(Records contained in a dataset)
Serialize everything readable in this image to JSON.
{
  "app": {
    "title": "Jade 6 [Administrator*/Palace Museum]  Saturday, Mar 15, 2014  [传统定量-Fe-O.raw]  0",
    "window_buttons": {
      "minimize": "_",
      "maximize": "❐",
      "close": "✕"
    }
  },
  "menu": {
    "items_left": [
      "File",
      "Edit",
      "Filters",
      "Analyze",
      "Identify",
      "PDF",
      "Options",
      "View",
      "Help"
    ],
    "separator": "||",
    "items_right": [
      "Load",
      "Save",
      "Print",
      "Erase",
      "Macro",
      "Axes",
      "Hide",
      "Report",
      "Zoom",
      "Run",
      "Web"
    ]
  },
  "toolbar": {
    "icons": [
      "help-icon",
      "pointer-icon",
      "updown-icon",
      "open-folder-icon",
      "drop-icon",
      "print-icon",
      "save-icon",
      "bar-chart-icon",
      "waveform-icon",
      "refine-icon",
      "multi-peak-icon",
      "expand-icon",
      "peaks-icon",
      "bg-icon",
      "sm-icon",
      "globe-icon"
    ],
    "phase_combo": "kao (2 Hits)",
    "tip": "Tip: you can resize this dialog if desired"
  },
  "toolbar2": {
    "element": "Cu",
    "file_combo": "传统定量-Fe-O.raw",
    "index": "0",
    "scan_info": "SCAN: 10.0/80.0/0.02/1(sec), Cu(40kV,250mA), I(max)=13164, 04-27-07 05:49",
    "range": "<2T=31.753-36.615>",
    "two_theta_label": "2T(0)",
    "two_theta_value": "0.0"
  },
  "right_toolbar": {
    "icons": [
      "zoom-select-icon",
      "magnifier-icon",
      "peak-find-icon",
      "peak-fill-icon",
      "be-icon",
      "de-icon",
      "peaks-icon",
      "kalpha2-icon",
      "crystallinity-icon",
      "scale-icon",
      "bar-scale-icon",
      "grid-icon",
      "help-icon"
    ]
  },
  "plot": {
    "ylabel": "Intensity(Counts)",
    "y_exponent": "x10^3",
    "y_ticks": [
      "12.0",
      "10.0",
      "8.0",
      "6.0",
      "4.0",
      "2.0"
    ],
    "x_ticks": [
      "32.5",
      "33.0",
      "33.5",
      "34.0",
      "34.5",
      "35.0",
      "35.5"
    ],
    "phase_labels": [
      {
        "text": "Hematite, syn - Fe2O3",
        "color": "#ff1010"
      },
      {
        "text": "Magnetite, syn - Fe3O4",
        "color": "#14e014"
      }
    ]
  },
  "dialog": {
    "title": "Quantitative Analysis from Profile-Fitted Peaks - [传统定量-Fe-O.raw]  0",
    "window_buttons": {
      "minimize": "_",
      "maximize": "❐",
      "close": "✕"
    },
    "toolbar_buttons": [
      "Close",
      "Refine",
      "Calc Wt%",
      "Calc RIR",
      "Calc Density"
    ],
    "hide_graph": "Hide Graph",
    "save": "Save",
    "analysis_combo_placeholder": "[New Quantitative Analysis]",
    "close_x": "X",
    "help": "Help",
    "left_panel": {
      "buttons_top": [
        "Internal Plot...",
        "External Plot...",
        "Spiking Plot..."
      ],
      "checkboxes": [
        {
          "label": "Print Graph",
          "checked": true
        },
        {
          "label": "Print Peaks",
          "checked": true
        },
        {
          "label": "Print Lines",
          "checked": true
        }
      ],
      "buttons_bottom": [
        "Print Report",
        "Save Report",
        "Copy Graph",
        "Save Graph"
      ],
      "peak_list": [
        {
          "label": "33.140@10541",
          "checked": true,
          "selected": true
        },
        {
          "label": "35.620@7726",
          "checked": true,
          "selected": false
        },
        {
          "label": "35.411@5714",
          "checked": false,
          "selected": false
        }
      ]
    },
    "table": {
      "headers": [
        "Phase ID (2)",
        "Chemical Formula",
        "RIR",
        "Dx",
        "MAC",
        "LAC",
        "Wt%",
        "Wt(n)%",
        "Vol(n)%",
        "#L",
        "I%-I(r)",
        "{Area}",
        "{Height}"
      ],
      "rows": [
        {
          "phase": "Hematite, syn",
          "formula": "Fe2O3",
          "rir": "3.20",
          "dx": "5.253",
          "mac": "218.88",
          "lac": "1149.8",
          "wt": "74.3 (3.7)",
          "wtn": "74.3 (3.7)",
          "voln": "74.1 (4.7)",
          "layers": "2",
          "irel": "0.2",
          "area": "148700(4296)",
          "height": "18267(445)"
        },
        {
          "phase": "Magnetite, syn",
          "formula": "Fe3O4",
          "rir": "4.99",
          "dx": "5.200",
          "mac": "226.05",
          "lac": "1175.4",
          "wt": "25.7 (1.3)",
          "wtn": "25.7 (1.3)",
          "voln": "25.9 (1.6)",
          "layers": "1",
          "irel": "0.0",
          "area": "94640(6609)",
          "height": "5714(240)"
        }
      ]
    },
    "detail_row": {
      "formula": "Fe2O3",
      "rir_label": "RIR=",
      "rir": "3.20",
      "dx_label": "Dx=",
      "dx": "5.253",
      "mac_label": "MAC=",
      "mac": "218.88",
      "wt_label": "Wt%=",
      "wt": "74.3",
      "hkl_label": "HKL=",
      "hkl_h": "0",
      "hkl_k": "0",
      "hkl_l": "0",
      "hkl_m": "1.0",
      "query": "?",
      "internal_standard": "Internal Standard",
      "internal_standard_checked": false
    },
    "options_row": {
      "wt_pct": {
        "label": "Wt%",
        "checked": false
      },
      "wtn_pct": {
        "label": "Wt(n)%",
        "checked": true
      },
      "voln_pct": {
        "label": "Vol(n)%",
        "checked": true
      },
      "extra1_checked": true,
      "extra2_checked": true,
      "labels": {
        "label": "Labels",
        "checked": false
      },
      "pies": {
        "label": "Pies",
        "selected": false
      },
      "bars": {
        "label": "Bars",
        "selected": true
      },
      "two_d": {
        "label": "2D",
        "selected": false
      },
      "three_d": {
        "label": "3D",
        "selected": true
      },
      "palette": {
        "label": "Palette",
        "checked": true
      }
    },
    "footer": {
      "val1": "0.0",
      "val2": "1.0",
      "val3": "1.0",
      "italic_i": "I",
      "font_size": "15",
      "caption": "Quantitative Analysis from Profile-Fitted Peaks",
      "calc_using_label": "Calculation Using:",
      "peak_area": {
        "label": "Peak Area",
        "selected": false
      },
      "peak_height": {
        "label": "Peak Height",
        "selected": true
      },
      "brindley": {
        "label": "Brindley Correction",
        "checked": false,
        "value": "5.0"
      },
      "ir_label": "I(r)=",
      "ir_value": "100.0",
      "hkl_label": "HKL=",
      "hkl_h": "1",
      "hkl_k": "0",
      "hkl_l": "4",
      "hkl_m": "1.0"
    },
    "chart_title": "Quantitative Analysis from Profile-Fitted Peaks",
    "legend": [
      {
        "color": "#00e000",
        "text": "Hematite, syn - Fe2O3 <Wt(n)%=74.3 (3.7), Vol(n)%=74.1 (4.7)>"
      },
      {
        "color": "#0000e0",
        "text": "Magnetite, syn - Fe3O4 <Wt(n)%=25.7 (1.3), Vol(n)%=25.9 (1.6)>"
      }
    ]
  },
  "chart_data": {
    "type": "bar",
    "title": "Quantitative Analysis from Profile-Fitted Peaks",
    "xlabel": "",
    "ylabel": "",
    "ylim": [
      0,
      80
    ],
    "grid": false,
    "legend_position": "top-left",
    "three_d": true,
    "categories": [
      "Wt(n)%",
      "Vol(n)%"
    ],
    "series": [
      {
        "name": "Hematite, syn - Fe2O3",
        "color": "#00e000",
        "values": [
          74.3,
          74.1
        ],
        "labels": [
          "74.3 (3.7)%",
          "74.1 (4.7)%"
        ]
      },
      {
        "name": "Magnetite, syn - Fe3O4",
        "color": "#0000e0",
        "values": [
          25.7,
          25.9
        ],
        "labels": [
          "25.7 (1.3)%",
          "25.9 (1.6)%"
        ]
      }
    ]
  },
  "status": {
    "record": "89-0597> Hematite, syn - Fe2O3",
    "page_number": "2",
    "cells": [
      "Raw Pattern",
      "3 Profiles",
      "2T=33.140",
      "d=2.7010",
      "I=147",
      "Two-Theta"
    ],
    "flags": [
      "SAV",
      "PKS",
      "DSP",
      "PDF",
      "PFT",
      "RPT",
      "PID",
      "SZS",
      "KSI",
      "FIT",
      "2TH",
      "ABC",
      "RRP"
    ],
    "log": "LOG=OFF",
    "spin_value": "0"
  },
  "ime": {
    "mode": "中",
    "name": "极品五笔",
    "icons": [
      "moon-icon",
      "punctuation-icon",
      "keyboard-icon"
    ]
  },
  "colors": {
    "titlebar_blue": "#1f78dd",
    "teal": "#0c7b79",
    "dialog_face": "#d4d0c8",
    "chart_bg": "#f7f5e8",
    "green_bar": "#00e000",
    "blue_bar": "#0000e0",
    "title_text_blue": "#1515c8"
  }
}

[WHAT YOU NEED TO DO]:
Of the lines above, how many hold the word "from"? Say the number alone.

[COMPLETE ANSWER]:
4